Reproduce verbatim the stretch of rows from the one containing "value-label: 23.8% xyxy=(392,95,440,114)" through the one containing "value-label: 10.6% xyxy=(286,245,323,260)", including both of those rows.

* **MATERIAL FOR THIS EXERCISE**:
★ ★ ★ ★
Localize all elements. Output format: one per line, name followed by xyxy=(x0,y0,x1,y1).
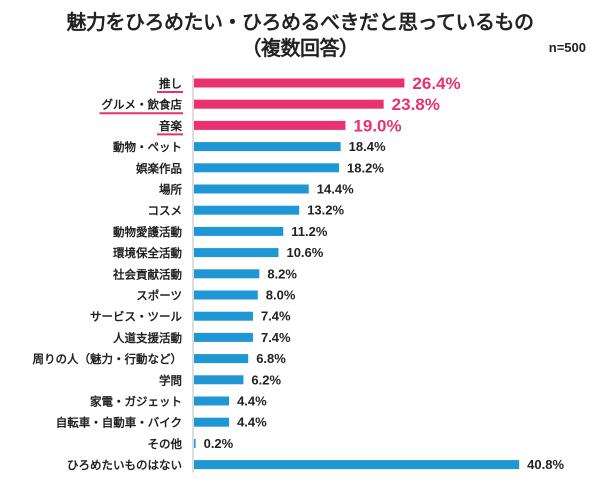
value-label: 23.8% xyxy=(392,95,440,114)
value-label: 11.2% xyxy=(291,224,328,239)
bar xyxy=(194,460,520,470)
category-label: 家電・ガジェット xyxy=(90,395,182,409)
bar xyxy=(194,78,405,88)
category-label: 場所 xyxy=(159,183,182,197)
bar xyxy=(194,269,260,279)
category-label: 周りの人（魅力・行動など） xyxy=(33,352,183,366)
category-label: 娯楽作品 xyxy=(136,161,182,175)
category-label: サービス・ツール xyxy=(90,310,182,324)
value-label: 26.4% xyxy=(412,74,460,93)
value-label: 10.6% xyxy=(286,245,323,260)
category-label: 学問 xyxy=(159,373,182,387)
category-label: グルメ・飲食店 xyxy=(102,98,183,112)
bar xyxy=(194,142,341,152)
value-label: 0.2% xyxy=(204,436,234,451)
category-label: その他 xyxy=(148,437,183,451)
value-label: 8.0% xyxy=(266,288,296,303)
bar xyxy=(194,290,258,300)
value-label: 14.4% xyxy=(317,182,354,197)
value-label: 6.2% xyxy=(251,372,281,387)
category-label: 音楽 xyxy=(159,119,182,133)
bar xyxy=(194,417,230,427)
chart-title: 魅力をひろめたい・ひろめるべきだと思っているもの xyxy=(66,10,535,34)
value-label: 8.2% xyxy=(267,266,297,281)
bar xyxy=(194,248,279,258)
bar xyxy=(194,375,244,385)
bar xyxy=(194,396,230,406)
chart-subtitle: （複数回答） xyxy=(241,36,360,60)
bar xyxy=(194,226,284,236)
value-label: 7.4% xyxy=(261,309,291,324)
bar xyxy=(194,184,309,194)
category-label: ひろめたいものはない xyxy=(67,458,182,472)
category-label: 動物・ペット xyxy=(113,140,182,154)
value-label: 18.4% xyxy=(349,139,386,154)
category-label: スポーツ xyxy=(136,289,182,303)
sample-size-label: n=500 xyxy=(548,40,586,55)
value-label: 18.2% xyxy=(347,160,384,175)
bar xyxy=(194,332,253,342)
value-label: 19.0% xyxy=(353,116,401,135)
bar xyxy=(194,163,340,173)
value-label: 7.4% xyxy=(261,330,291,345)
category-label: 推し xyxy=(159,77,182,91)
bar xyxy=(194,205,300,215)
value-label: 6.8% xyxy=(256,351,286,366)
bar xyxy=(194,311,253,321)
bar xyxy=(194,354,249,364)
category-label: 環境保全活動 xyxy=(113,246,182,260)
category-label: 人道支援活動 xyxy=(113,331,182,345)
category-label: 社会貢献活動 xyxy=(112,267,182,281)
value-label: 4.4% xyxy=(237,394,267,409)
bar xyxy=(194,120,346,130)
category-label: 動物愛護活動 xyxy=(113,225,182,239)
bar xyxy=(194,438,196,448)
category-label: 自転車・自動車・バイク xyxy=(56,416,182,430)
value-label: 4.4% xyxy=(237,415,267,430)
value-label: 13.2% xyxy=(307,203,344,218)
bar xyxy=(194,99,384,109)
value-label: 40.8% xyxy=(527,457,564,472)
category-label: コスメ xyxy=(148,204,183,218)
★ ★ ★ ★
* **EXERCISE SOLUTION**:
value-label: 23.8% xyxy=(392,95,440,114)
value-label: 11.2% xyxy=(291,224,328,239)
bar xyxy=(194,460,520,470)
category-label: 家電・ガジェット xyxy=(90,395,182,409)
bar xyxy=(194,78,405,88)
category-label: 場所 xyxy=(159,183,182,197)
bar xyxy=(194,269,260,279)
category-label: 周りの人（魅力・行動など） xyxy=(33,352,183,366)
category-label: 娯楽作品 xyxy=(136,161,182,175)
category-label: サービス・ツール xyxy=(90,310,182,324)
value-label: 26.4% xyxy=(412,74,460,93)
value-label: 10.6% xyxy=(286,245,323,260)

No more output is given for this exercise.